Excerpt to read
The Green Bay Packers enter their bye week with a 3-2-1 record. The Pack has not been a well-oiled machine through their first six games. Two of their wins (vs. Chicago and San Francisco) required dramatic comebacks while the Packers blew a sizeable lead during the tie game against Minnesota.
The one thing the offense has lacked overall is consistency. There is a lot of talent on the roster, but the offense has yet to hit its stride over the course of an entire game. Injuries have certainly played a part as has the adjustment to the revised offense under new offensive coordinator Joe Philbin.
Grades here are based on a combination of expectations and performance. Grades are listed for units with individual players being discussed in each position group.
Aaron Rodgers was injured in the first half of the season opener and while he has still been spectacular at times, his consistency has been affected by his injured knee.
Rodgers has not been as accurate as he has been in the past. He has missed many throws that were easy completions for him when he’s healthy.
The fact that Davante Adams has been the only familiar receiver in the lineup for roughly half the games played this year hasn’t helped. Rodgers has done a good job of encouraging the rookie wideouts to learn the offense and to improve their games. The result was a 100-yard receiving game for Marquez Valdes-Scantling in Week 6.
The Packers are a below average team without Rodgers. He is the definition of a franchise quarterback. Rodgers has been good this season but not consistently excellent. There is room for even better performances from Rodgers if his knee improves and as he gets more comfortable with his new receivers.
DeShone Kizer made one brief appearance in Week 1 against Chicago. He threw one untimely interception and lost a key fumble that killed a drive.
Position Grade: B+
The Packers running game is ranked 17th in the league with 103.7 yards per game. That isn’t bad when you consider how far behind they’ve been in the games against Chicago, Washington and Detroit which meant the Packers had to pass on almost every down for large portions of those contests.
Aaron Jones missed the first two games of the season due to a suspension, but he’s been the team’s best runner since his return. Jones is averaging 5.9-yards per carry. Unfortunately, Jones is only averaging eight rushing attempts per game since his return as head coach Mike McCarthy insists on rotating all three of his running backs.
Jones’ weaknesses are in pass protection and receiving. His failure to pick up the right blitzer or to be in the right position on passing plays have helped keep him off the field.
Jones needs to improve his play when he’s not carrying the ball and the Packers need to find a way to get him the ball more when they run the football.
Jamaal Williams has gotten the bulk of the carries, 59 rushes in six games. He’s averaging 3.8 yards per attempt and has a long run of only 11 yards. Williams is steady but not dynamic. He is the best of the three running backs at picking up blitzes and McCarthy trusts him the most for that reason.
Ty Montgomery is the best receiver of the trio and is averaging 4.1 yards per carry. He leads all running backs with 14 receptions. The Packers need to find a way to get Montgomery more involved in the passing game as he can be a dangerous weapon out of the backfield and a good safety valve when the rush pressures Rodgers.
Davante Adams has clearly established himself as the Packers top receiver and he leads the team in all categories. He is on pace for a 125-catch season. Adams has size and uses his body well to get position on defenders and stay in bounds. Rodgers trusts him more than any other receiver. Adams is the player Rodgers turns to when he needs a big play and the Fresno State alum usually comes through. He is on his way to becoming one of the game’s best receivers.

Given request
Please say whether each statement below agrees with the Packers report, giving yes or no along with the deciding words of the report in quotation marks.
1. Aaron Jones averages 5.9 yards per carry.
2. Jamaal Williams leads all running backs in receptions.
3. The Packers running game ranks 17th in the league.
The listing isn't needed.

Given material
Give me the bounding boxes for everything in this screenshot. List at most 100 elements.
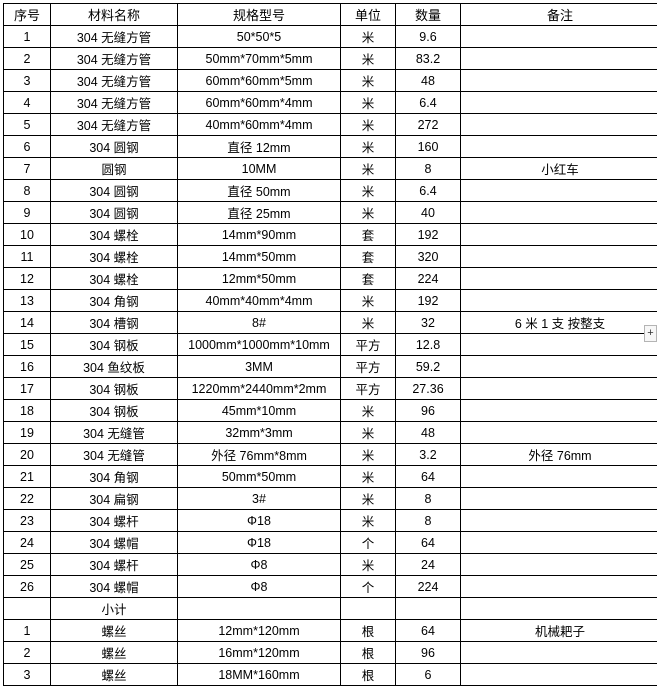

Output for this task
1. Yes: "Jones is averaging 5.9-yards per carry."
2. No: "Ty Montgomery is the best receiver of the trio and is averaging 4.1 yards per carry. He leads all running backs with 14 receptions."
3. Yes: "The Packers running game is ranked 17th in the league with 103.7 yards per game."